### Task
Select the lines below containing the word "accent".

(Dataset items)
_____

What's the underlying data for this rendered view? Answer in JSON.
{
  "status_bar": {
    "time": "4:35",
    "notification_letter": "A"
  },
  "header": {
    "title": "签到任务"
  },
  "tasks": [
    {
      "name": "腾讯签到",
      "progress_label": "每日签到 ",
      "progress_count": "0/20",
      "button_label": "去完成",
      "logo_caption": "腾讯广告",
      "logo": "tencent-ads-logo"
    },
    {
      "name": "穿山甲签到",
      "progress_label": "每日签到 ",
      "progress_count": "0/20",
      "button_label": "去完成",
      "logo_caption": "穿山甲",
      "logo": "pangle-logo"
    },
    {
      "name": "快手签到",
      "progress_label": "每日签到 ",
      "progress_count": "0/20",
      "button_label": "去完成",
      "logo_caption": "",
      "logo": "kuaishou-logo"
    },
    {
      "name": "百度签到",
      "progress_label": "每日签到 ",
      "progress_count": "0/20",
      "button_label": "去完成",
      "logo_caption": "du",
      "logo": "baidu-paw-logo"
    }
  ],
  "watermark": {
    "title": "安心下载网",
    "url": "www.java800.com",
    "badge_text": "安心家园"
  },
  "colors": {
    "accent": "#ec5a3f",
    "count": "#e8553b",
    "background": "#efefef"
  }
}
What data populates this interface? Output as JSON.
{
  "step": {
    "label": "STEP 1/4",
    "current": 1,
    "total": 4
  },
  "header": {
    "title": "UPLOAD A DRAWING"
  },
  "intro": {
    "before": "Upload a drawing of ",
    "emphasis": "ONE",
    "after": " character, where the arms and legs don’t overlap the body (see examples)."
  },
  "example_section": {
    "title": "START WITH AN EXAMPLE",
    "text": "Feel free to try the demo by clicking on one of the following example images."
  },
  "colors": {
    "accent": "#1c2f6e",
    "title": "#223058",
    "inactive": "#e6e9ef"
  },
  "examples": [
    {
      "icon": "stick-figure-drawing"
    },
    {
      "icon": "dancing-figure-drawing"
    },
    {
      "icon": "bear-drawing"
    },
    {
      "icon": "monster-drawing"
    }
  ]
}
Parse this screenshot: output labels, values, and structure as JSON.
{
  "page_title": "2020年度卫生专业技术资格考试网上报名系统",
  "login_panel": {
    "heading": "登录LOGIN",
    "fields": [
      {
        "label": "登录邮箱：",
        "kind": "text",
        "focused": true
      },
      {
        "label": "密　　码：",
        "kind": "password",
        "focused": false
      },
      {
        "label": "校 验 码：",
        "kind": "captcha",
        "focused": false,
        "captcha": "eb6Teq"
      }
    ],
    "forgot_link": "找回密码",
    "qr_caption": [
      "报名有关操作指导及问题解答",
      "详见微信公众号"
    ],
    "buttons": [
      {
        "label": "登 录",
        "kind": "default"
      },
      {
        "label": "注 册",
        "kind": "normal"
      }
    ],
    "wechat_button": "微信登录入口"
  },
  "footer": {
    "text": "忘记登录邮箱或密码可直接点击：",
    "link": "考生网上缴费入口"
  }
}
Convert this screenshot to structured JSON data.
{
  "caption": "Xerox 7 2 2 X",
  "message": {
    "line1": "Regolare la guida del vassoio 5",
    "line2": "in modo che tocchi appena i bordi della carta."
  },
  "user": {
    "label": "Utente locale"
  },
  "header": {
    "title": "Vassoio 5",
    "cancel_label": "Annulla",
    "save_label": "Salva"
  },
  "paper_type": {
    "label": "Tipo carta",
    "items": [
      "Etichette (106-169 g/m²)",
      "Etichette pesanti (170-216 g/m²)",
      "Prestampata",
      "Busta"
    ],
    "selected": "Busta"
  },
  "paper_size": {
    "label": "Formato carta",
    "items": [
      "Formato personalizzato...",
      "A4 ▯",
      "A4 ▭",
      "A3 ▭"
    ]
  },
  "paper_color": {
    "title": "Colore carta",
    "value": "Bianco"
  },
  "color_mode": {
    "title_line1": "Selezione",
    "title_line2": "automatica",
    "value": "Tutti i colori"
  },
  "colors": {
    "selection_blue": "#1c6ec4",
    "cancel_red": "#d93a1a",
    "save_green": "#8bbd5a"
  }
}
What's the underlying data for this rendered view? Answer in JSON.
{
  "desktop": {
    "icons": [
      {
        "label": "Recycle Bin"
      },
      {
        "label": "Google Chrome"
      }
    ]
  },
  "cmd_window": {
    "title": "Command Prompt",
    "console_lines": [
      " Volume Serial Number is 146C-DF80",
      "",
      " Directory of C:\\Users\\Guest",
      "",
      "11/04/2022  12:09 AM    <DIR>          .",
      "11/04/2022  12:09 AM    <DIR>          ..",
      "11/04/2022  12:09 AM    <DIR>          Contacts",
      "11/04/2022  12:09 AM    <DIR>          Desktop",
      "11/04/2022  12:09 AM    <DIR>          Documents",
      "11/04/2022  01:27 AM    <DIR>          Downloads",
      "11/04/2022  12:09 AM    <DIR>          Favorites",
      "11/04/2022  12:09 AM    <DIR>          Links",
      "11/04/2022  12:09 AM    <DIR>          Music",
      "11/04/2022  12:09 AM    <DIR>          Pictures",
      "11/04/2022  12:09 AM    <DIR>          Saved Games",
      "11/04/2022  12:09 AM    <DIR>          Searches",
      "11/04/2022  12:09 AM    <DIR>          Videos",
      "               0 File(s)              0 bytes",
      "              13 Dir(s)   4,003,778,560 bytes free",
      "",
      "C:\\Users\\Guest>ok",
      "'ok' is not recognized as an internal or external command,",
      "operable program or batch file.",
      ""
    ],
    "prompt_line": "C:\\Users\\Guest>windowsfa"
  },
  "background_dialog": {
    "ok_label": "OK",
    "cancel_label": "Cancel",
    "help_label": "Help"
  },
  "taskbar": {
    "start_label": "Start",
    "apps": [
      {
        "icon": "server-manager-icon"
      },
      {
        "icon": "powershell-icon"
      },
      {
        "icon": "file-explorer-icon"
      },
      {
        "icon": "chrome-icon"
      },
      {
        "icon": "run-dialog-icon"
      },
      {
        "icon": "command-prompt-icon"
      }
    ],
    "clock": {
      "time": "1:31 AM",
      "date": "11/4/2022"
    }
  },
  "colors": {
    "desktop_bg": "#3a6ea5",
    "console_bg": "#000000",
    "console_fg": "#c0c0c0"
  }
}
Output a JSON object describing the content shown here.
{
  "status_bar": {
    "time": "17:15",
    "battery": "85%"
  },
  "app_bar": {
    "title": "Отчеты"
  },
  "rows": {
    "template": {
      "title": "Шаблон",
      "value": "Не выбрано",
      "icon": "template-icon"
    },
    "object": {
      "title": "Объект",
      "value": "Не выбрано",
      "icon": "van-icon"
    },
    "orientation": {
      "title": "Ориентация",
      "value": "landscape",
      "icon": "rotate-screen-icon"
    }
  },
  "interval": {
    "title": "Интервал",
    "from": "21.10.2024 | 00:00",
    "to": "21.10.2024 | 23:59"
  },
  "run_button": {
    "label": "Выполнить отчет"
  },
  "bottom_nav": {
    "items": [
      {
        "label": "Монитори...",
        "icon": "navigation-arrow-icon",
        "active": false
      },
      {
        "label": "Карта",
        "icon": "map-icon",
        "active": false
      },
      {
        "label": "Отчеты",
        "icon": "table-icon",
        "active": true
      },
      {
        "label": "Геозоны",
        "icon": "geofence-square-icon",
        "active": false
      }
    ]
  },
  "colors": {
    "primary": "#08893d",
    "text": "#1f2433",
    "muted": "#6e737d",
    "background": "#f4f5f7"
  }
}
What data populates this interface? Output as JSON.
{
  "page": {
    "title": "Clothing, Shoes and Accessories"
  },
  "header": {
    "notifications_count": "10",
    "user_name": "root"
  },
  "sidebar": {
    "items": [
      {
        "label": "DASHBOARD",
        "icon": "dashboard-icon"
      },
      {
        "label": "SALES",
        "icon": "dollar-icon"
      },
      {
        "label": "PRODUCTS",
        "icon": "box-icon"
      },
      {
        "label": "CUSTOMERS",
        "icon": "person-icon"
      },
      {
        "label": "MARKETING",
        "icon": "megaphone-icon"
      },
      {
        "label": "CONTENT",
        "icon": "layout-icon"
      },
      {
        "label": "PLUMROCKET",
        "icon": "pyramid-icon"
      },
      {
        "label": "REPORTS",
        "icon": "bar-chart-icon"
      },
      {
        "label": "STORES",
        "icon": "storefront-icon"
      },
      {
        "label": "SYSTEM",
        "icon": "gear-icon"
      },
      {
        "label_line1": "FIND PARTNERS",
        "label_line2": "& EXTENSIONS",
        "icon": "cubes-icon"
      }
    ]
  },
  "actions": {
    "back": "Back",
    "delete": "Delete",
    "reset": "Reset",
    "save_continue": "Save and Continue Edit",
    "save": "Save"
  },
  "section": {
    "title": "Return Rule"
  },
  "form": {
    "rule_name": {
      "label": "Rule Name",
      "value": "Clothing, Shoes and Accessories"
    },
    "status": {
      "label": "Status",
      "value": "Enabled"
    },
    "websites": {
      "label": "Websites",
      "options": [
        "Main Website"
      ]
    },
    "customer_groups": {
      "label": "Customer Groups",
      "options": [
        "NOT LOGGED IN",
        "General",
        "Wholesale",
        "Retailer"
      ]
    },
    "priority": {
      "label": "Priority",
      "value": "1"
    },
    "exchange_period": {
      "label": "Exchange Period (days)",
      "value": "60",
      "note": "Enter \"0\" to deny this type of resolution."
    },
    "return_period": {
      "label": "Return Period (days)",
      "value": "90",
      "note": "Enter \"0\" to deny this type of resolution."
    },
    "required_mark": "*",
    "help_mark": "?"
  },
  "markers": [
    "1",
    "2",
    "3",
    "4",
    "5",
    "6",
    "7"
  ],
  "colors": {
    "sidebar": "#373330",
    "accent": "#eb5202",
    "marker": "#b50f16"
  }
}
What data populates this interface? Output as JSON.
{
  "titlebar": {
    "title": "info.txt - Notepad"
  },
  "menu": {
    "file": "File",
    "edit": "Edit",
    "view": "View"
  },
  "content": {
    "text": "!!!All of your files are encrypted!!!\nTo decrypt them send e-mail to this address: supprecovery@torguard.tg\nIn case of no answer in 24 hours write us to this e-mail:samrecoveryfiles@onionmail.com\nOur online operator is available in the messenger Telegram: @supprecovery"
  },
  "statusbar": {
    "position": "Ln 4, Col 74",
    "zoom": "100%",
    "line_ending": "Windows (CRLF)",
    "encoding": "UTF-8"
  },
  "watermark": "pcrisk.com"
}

_____

### Task result
    "accent": "#ec5a3f",
    "accent": "#1c2f6e",
    "accent": "#eb5202",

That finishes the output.